Return the material exactly as supplied, apart from the pictures, which are omitted.
────────────────────
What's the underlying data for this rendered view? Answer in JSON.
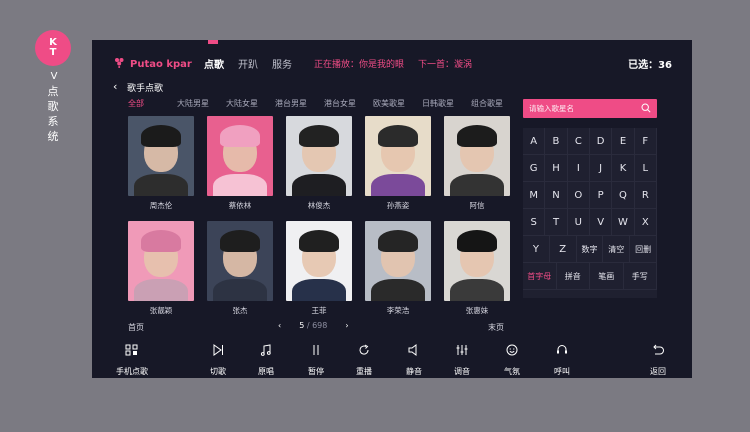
{
  "side": {
    "badge_k": "K",
    "badge_t": "T",
    "v": "V",
    "chars": [
      "点",
      "歌",
      "系",
      "统"
    ]
  },
  "header": {
    "logo_text": "Putao kpar",
    "nav": [
      "点歌",
      "开趴",
      "服务"
    ],
    "now_playing": "正在播放：你是我的眼",
    "next_up": "下一首：漩涡",
    "selected": "已选：36"
  },
  "page": {
    "title": "歌手点歌"
  },
  "categories": [
    "全部",
    "大陆男星",
    "大陆女星",
    "港台男星",
    "港台女星",
    "欧美歌星",
    "日韩歌星",
    "组合歌星"
  ],
  "singers": [
    {
      "name": "周杰伦",
      "bg": "#4a5568",
      "hair": "#1b1b1b",
      "body": "#2d2d2d"
    },
    {
      "name": "蔡依林",
      "bg": "#e8608f",
      "hair": "#f0a0c0",
      "body": "#f6c2d4"
    },
    {
      "name": "林俊杰",
      "bg": "#d7d9dd",
      "hair": "#222",
      "body": "#1e1e22"
    },
    {
      "name": "孙燕姿",
      "bg": "#e7dcc9",
      "hair": "#2b2b2b",
      "body": "#7b4a9a"
    },
    {
      "name": "阿信",
      "bg": "#d8d4cf",
      "hair": "#1c1c1c",
      "body": "#333"
    },
    {
      "name": "张靓颖",
      "bg": "#f09ab8",
      "hair": "#d87aa0",
      "body": "#caa0b4"
    },
    {
      "name": "张杰",
      "bg": "#3c4458",
      "hair": "#1e1e1e",
      "body": "#2d3343"
    },
    {
      "name": "王菲",
      "bg": "#f0f0f2",
      "hair": "#202020",
      "body": "#27314a"
    },
    {
      "name": "李荣浩",
      "bg": "#b8bdc6",
      "hair": "#252525",
      "body": "#2a2a2a"
    },
    {
      "name": "张惠妹",
      "bg": "#d9d7d3",
      "hair": "#151515",
      "body": "#3a3a3a"
    }
  ],
  "pagination": {
    "first": "首页",
    "last": "末页",
    "current": "5",
    "total": "/ 698"
  },
  "search": {
    "placeholder": "请输入歌星名"
  },
  "keyboard": [
    [
      "A",
      "B",
      "C",
      "D",
      "E",
      "F"
    ],
    [
      "G",
      "H",
      "I",
      "J",
      "K",
      "L"
    ],
    [
      "M",
      "N",
      "O",
      "P",
      "Q",
      "R"
    ],
    [
      "S",
      "T",
      "U",
      "V",
      "W",
      "X"
    ],
    [
      "Y",
      "Z",
      "数字",
      "清空",
      "回删"
    ],
    [
      "首字母",
      "拼音",
      "笔画",
      "手写"
    ]
  ],
  "toolbar": [
    {
      "label": "手机点歌",
      "icon": "phone-order-icon"
    },
    {
      "label": "切歌",
      "icon": "skip-icon"
    },
    {
      "label": "原唱",
      "icon": "original-vocal-icon"
    },
    {
      "label": "暂停",
      "icon": "pause-icon"
    },
    {
      "label": "重播",
      "icon": "replay-icon"
    },
    {
      "label": "静音",
      "icon": "mute-icon"
    },
    {
      "label": "调音",
      "icon": "tune-icon"
    },
    {
      "label": "气氛",
      "icon": "atmosphere-icon"
    },
    {
      "label": "呼叫",
      "icon": "call-service-icon"
    },
    {
      "label": "返回",
      "icon": "return-icon"
    }
  ],
  "colors": {
    "accent": "#ef4c86",
    "screen_bg": "#171827",
    "page_bg": "#7b7a82"
  }
}
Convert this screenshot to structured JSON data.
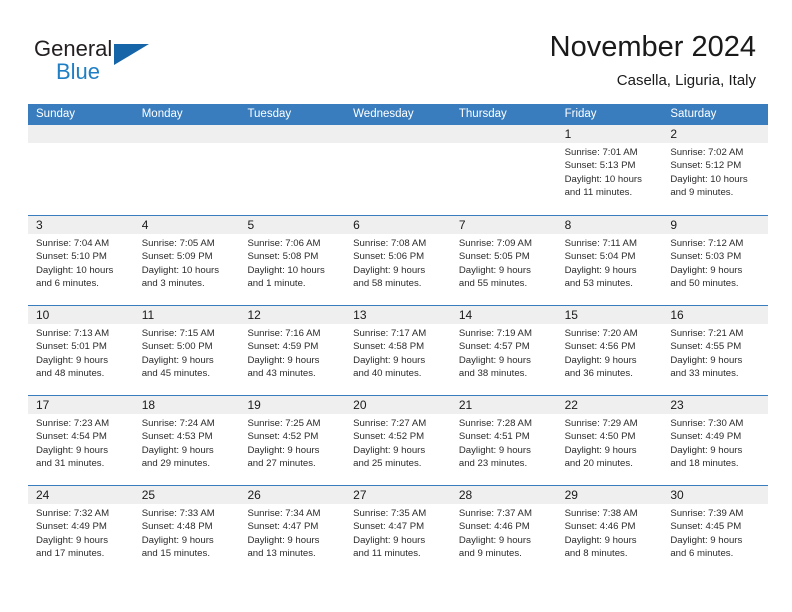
────────────────────
- [EXPECTED ANSWER]:
What's the underlying data for this rendered view? Answer in JSON.
{
  "side": {
    "badge_k": "K",
    "badge_t": "T",
    "v": "V",
    "chars": [
      "点",
      "歌",
      "系",
      "统"
    ]
  },
  "header": {
    "logo_text": "Putao kpar",
    "nav": [
      "点歌",
      "开趴",
      "服务"
    ],
    "now_playing": "正在播放：你是我的眼",
    "next_up": "下一首：漩涡",
    "selected": "已选：36"
  },
  "page": {
    "title": "歌手点歌"
  },
  "categories": [
    "全部",
    "大陆男星",
    "大陆女星",
    "港台男星",
    "港台女星",
    "欧美歌星",
    "日韩歌星",
    "组合歌星"
  ],
  "singers": [
    {
      "name": "周杰伦",
      "bg": "#4a5568",
      "hair": "#1b1b1b",
      "body": "#2d2d2d"
    },
    {
      "name": "蔡依林",
      "bg": "#e8608f",
      "hair": "#f0a0c0",
      "body": "#f6c2d4"
    },
    {
      "name": "林俊杰",
      "bg": "#d7d9dd",
      "hair": "#222",
      "body": "#1e1e22"
    },
    {
      "name": "孙燕姿",
      "bg": "#e7dcc9",
      "hair": "#2b2b2b",
      "body": "#7b4a9a"
    },
    {
      "name": "阿信",
      "bg": "#d8d4cf",
      "hair": "#1c1c1c",
      "body": "#333"
    },
    {
      "name": "张靓颖",
      "bg": "#f09ab8",
      "hair": "#d87aa0",
      "body": "#caa0b4"
    },
    {
      "name": "张杰",
      "bg": "#3c4458",
      "hair": "#1e1e1e",
      "body": "#2d3343"
    },
    {
      "name": "王菲",
      "bg": "#f0f0f2",
      "hair": "#202020",
      "body": "#27314a"
    },
    {
      "name": "李荣浩",
      "bg": "#b8bdc6",
      "hair": "#252525",
      "body": "#2a2a2a"
    },
    {
      "name": "张惠妹",
      "bg": "#d9d7d3",
      "hair": "#151515",
      "body": "#3a3a3a"
    }
  ],
  "pagination": {
    "first": "首页",
    "last": "末页",
    "current": "5",
    "total": "/ 698"
  },
  "search": {
    "placeholder": "请输入歌星名"
  },
  "keyboard": [
    [
      "A",
      "B",
      "C",
      "D",
      "E",
      "F"
    ],
    [
      "G",
      "H",
      "I",
      "J",
      "K",
      "L"
    ],
    [
      "M",
      "N",
      "O",
      "P",
      "Q",
      "R"
    ],
    [
      "S",
      "T",
      "U",
      "V",
      "W",
      "X"
    ],
    [
      "Y",
      "Z",
      "数字",
      "清空",
      "回删"
    ],
    [
      "首字母",
      "拼音",
      "笔画",
      "手写"
    ]
  ],
  "toolbar": [
    {
      "label": "手机点歌",
      "icon": "phone-order-icon"
    },
    {
      "label": "切歌",
      "icon": "skip-icon"
    },
    {
      "label": "原唱",
      "icon": "original-vocal-icon"
    },
    {
      "label": "暂停",
      "icon": "pause-icon"
    },
    {
      "label": "重播",
      "icon": "replay-icon"
    },
    {
      "label": "静音",
      "icon": "mute-icon"
    },
    {
      "label": "调音",
      "icon": "tune-icon"
    },
    {
      "label": "气氛",
      "icon": "atmosphere-icon"
    },
    {
      "label": "呼叫",
      "icon": "call-service-icon"
    },
    {
      "label": "返回",
      "icon": "return-icon"
    }
  ],
  "colors": {
    "accent": "#ef4c86",
    "screen_bg": "#171827",
    "page_bg": "#7b7a82"
  }
}
Convert this screenshot to structured JSON data.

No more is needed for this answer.